**Problem description**
Where does the string "Equinox" appear? Copy every line of the entries below that holds it.
***** Material supplied *****
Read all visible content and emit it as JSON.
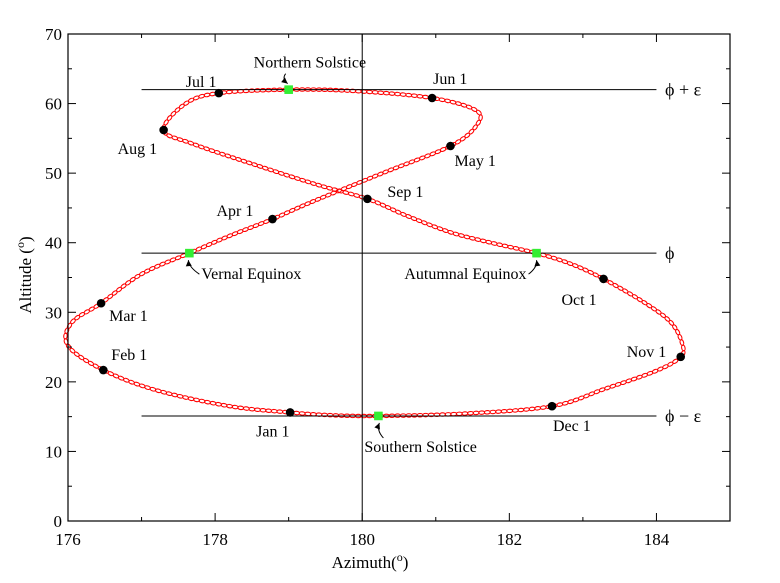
{
  "chart_data": {
    "type": "scatter",
    "title": "",
    "xlabel": "Azimuth(",
    "xlabel_sup": "o",
    "xlabel_end": ")",
    "ylabel": "Altitude (",
    "ylabel_sup": "o",
    "ylabel_end": ")",
    "xlim": [
      176,
      185
    ],
    "ylim": [
      0,
      70
    ],
    "xticks": [
      176,
      178,
      180,
      182,
      184
    ],
    "yticks": [
      0,
      10,
      20,
      30,
      40,
      50,
      60,
      70
    ],
    "xtick_labels": [
      "176",
      "178",
      "180",
      "182",
      "184"
    ],
    "ytick_labels": [
      "0",
      "10",
      "20",
      "30",
      "40",
      "50",
      "60",
      "70"
    ],
    "grid": false,
    "colors": {
      "analemma": "#ff0000",
      "month_marker": "#000000",
      "season_marker": "#33ee33",
      "lines": "#000000"
    },
    "reference_lines": [
      {
        "label": "ϕ + ε",
        "y": 62.0,
        "x_range": [
          177.0,
          184.0
        ]
      },
      {
        "label": "ϕ",
        "y": 38.5,
        "x_range": [
          177.0,
          184.0
        ]
      },
      {
        "label": "ϕ − ε",
        "y": 15.1,
        "x_range": [
          177.0,
          184.0
        ]
      }
    ],
    "vertical_line": {
      "x": 180.0
    },
    "analemma_keypoints": [
      [
        180.07,
        46.3
      ],
      [
        180.6,
        43.9
      ],
      [
        181.2,
        41.5
      ],
      [
        181.75,
        40.0
      ],
      [
        182.37,
        38.5
      ],
      [
        182.85,
        36.9
      ],
      [
        183.28,
        34.8
      ],
      [
        183.85,
        31.3
      ],
      [
        184.2,
        28.5
      ],
      [
        184.35,
        25.5
      ],
      [
        184.33,
        23.6
      ],
      [
        184.0,
        21.6
      ],
      [
        183.3,
        19.0
      ],
      [
        182.58,
        16.5
      ],
      [
        181.4,
        15.45
      ],
      [
        180.22,
        15.1
      ],
      [
        179.6,
        15.2
      ],
      [
        179.02,
        15.6
      ],
      [
        178.2,
        16.5
      ],
      [
        177.2,
        18.8
      ],
      [
        176.48,
        21.7
      ],
      [
        176.0,
        25.2
      ],
      [
        176.05,
        28.5
      ],
      [
        176.45,
        31.3
      ],
      [
        177.0,
        35.5
      ],
      [
        177.65,
        38.5
      ],
      [
        178.2,
        41.0
      ],
      [
        178.78,
        43.4
      ],
      [
        179.3,
        45.8
      ],
      [
        180.3,
        50.1
      ],
      [
        181.2,
        53.9
      ],
      [
        181.55,
        56.8
      ],
      [
        181.55,
        59.0
      ],
      [
        180.95,
        60.8
      ],
      [
        179.9,
        61.8
      ],
      [
        179.0,
        62.0
      ],
      [
        178.05,
        61.5
      ],
      [
        177.6,
        60.0
      ],
      [
        177.3,
        56.2
      ],
      [
        177.7,
        54.2
      ],
      [
        178.6,
        51.0
      ],
      [
        179.4,
        48.3
      ],
      [
        180.07,
        46.3
      ]
    ],
    "months": [
      {
        "label": "Jan 1",
        "x": 179.02,
        "y": 15.6
      },
      {
        "label": "Feb 1",
        "x": 176.48,
        "y": 21.7
      },
      {
        "label": "Mar 1",
        "x": 176.45,
        "y": 31.3
      },
      {
        "label": "Apr 1",
        "x": 178.78,
        "y": 43.4
      },
      {
        "label": "May 1",
        "x": 181.2,
        "y": 53.9
      },
      {
        "label": "Jun 1",
        "x": 180.95,
        "y": 60.8
      },
      {
        "label": "Jul 1",
        "x": 178.05,
        "y": 61.5
      },
      {
        "label": "Aug 1",
        "x": 177.3,
        "y": 56.2
      },
      {
        "label": "Sep 1",
        "x": 180.07,
        "y": 46.3
      },
      {
        "label": "Oct 1",
        "x": 183.28,
        "y": 34.8
      },
      {
        "label": "Nov 1",
        "x": 184.33,
        "y": 23.6
      },
      {
        "label": "Dec 1",
        "x": 182.58,
        "y": 16.5
      }
    ],
    "events": [
      {
        "label": "Northern Solstice",
        "x": 179.0,
        "y": 62.0
      },
      {
        "label": "Vernal Equinox",
        "x": 177.65,
        "y": 38.5
      },
      {
        "label": "Autumnal Equinox",
        "x": 182.37,
        "y": 38.5
      },
      {
        "label": "Southern Solstice",
        "x": 180.22,
        "y": 15.1
      }
    ]
  }
}
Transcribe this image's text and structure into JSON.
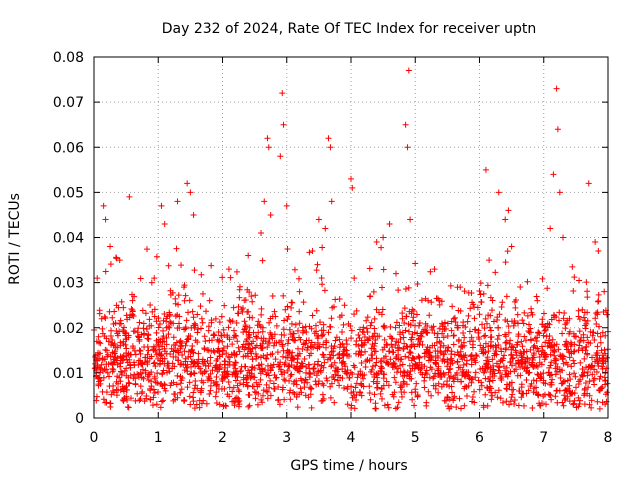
*****
**The reply**
        "label": "Vernal Equinox",
        "label": "Autumnal Equinox",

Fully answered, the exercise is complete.